__Directions for this task__
Write every entry out again exactly, please, and skip the pictures.

__Records provided__
============
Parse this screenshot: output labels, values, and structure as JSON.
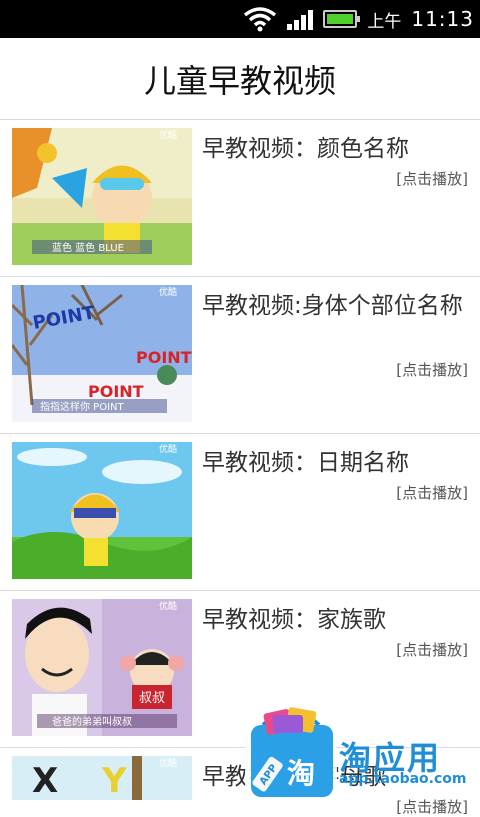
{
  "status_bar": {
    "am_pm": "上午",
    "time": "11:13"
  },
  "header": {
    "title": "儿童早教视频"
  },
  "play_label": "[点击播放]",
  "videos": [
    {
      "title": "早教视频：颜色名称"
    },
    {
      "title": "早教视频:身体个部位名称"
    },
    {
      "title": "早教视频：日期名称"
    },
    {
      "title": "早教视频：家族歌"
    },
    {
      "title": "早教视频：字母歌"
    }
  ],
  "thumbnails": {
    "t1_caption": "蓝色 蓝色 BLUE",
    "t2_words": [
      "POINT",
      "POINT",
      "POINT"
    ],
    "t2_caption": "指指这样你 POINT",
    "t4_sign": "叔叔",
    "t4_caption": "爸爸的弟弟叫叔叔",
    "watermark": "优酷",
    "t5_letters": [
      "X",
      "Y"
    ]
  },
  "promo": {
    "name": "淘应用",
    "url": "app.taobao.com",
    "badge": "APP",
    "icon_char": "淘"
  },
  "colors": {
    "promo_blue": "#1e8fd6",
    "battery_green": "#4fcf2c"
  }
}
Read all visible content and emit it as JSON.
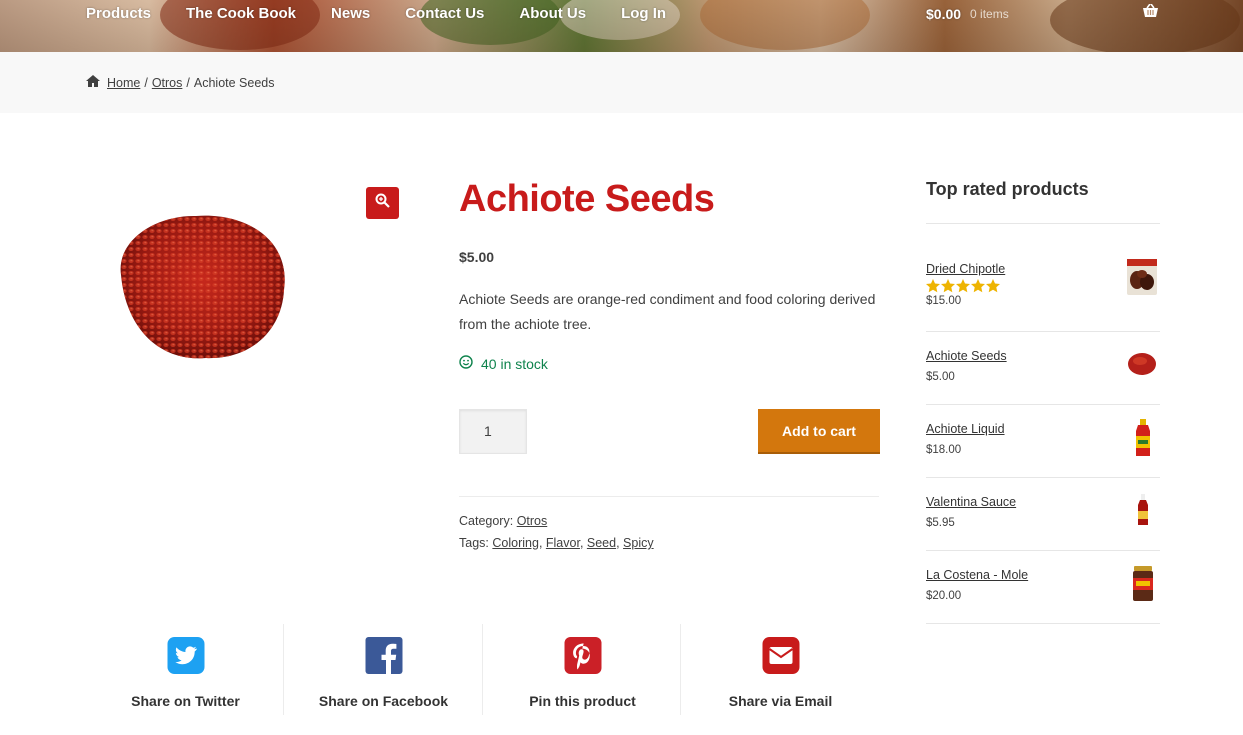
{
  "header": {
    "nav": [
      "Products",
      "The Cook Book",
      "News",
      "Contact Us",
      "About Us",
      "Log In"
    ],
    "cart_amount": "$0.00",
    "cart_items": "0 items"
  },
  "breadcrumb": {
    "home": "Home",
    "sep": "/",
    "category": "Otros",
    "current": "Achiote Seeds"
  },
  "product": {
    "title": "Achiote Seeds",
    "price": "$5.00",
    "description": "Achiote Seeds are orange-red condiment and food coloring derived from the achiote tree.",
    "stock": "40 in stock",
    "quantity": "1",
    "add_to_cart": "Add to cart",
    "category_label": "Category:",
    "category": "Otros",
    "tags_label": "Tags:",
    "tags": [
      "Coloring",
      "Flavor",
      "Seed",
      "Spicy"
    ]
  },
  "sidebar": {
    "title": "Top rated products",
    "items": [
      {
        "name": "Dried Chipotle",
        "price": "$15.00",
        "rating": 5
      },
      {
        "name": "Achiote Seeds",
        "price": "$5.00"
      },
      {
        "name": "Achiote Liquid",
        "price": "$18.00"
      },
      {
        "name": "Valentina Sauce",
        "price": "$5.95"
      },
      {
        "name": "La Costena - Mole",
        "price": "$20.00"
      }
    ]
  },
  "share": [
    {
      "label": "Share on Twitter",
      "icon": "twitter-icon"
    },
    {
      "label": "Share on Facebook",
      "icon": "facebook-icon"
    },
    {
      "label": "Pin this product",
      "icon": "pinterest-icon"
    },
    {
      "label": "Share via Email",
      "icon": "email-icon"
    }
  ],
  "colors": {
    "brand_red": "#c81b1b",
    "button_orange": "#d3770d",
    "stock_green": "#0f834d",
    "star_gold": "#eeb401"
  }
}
============
__Finished task__
Parse this screenshot: output labels, values, and structure as JSON.
{
  "status_bar": {
    "am_pm": "上午",
    "time": "11:13"
  },
  "header": {
    "title": "儿童早教视频"
  },
  "play_label": "[点击播放]",
  "videos": [
    {
      "title": "早教视频：颜色名称"
    },
    {
      "title": "早教视频:身体个部位名称"
    },
    {
      "title": "早教视频：日期名称"
    },
    {
      "title": "早教视频：家族歌"
    },
    {
      "title": "早教视频：字母歌"
    }
  ],
  "thumbnails": {
    "t1_caption": "蓝色 蓝色 BLUE",
    "t2_words": [
      "POINT",
      "POINT",
      "POINT"
    ],
    "t2_caption": "指指这样你 POINT",
    "t4_sign": "叔叔",
    "t4_caption": "爸爸的弟弟叫叔叔",
    "watermark": "优酷",
    "t5_letters": [
      "X",
      "Y"
    ]
  },
  "promo": {
    "name": "淘应用",
    "url": "app.taobao.com",
    "badge": "APP",
    "icon_char": "淘"
  },
  "colors": {
    "promo_blue": "#1e8fd6",
    "battery_green": "#4fcf2c"
  }
}
Read all visible content and emit it as JSON.
{
  "header": {
    "nav": [
      "Products",
      "The Cook Book",
      "News",
      "Contact Us",
      "About Us",
      "Log In"
    ],
    "cart_amount": "$0.00",
    "cart_items": "0 items"
  },
  "breadcrumb": {
    "home": "Home",
    "sep": "/",
    "category": "Otros",
    "current": "Achiote Seeds"
  },
  "product": {
    "title": "Achiote Seeds",
    "price": "$5.00",
    "description": "Achiote Seeds are orange-red condiment and food coloring derived from the achiote tree.",
    "stock": "40 in stock",
    "quantity": "1",
    "add_to_cart": "Add to cart",
    "category_label": "Category:",
    "category": "Otros",
    "tags_label": "Tags:",
    "tags": [
      "Coloring",
      "Flavor",
      "Seed",
      "Spicy"
    ]
  },
  "sidebar": {
    "title": "Top rated products",
    "items": [
      {
        "name": "Dried Chipotle",
        "price": "$15.00",
        "rating": 5
      },
      {
        "name": "Achiote Seeds",
        "price": "$5.00"
      },
      {
        "name": "Achiote Liquid",
        "price": "$18.00"
      },
      {
        "name": "Valentina Sauce",
        "price": "$5.95"
      },
      {
        "name": "La Costena - Mole",
        "price": "$20.00"
      }
    ]
  },
  "share": [
    {
      "label": "Share on Twitter",
      "icon": "twitter-icon"
    },
    {
      "label": "Share on Facebook",
      "icon": "facebook-icon"
    },
    {
      "label": "Pin this product",
      "icon": "pinterest-icon"
    },
    {
      "label": "Share via Email",
      "icon": "email-icon"
    }
  ],
  "colors": {
    "brand_red": "#c81b1b",
    "button_orange": "#d3770d",
    "stock_green": "#0f834d",
    "star_gold": "#eeb401"
  }
}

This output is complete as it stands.